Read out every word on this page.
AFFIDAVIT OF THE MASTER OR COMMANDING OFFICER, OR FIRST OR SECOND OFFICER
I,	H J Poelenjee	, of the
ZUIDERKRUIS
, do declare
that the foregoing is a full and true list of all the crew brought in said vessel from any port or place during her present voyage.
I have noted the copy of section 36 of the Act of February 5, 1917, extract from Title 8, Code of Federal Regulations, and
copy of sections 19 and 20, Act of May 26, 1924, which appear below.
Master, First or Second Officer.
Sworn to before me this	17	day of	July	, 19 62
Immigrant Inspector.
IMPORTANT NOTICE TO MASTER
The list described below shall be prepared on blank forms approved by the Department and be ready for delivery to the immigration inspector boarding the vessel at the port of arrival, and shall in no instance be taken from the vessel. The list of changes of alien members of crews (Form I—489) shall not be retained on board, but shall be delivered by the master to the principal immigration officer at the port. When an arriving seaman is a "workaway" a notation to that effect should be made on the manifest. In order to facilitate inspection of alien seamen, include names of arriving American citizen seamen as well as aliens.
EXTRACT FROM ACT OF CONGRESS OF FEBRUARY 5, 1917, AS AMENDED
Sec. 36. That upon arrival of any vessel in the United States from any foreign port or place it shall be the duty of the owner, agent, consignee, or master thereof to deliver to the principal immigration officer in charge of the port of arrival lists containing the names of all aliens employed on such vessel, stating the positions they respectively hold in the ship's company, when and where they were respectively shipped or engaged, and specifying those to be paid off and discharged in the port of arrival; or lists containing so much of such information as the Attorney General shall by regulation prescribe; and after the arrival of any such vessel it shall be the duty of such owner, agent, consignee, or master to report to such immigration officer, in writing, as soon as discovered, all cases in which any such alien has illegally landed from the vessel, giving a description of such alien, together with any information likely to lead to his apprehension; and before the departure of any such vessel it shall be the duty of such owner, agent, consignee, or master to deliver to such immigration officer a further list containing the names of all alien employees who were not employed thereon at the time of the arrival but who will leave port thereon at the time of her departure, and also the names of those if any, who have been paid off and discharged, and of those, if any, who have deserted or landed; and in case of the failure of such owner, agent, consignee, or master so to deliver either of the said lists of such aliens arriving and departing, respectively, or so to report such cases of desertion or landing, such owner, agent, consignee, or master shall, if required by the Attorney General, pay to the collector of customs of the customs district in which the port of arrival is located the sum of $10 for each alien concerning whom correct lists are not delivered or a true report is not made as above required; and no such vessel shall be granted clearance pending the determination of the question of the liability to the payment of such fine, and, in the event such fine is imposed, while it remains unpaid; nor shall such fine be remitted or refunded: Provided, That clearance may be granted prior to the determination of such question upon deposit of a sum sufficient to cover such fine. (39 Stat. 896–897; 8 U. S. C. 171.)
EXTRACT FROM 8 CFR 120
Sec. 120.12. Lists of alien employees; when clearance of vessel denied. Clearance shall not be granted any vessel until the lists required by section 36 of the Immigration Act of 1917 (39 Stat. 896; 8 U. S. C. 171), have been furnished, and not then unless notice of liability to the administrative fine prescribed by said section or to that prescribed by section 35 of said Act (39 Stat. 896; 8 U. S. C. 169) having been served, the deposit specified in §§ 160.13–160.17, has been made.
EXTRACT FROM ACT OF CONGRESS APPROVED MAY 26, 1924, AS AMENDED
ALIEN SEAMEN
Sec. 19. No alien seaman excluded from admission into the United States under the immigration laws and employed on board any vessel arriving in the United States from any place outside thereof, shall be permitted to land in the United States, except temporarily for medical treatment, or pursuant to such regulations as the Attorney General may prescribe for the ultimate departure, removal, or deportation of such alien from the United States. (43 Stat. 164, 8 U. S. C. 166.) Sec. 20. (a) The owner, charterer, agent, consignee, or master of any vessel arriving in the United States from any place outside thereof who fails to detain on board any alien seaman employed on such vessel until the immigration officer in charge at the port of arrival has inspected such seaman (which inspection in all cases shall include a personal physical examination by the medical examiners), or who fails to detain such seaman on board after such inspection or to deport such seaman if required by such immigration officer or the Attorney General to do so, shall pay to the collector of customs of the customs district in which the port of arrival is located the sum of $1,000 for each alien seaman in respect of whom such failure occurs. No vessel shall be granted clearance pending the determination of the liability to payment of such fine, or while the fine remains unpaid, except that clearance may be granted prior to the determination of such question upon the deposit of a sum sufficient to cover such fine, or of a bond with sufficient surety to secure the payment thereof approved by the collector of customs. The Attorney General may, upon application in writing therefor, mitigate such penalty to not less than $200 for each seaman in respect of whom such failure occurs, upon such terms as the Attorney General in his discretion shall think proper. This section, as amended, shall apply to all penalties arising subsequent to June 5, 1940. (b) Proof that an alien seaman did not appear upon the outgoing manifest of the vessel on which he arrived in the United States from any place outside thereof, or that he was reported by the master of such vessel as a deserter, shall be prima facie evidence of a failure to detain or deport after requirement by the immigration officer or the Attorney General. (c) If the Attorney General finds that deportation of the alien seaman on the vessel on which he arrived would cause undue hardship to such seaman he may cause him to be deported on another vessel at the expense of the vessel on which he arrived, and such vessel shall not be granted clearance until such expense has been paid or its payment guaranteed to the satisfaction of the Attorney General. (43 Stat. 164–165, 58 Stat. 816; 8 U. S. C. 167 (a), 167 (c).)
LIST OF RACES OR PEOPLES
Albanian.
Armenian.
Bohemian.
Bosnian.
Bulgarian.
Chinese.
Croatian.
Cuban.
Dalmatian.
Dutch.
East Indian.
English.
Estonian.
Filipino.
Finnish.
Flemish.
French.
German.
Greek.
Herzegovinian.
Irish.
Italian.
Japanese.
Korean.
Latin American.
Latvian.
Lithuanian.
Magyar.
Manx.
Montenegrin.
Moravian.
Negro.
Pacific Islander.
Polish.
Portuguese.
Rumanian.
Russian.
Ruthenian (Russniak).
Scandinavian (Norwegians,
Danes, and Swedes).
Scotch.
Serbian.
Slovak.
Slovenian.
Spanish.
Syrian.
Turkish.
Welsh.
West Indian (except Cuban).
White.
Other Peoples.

--

■ Problem statement
Your task is to collect every line above that contains the word "American".

■ Full answer
The list described below shall be prepared on blank forms approved by the Department and be ready for delivery to the immigration inspector boarding the vessel at the port of arrival, and shall in no instance be taken from the vessel. The list of changes of alien members of crews (Form I—489) shall not be retained on board, but shall be delivered by the master to the principal immigration officer at the port. When an arriving seaman is a "workaway" a notation to that effect should be made on the manifest. In order to facilitate inspection of alien seamen, include names of arriving American citizen seamen as well as aliens.
Latin American.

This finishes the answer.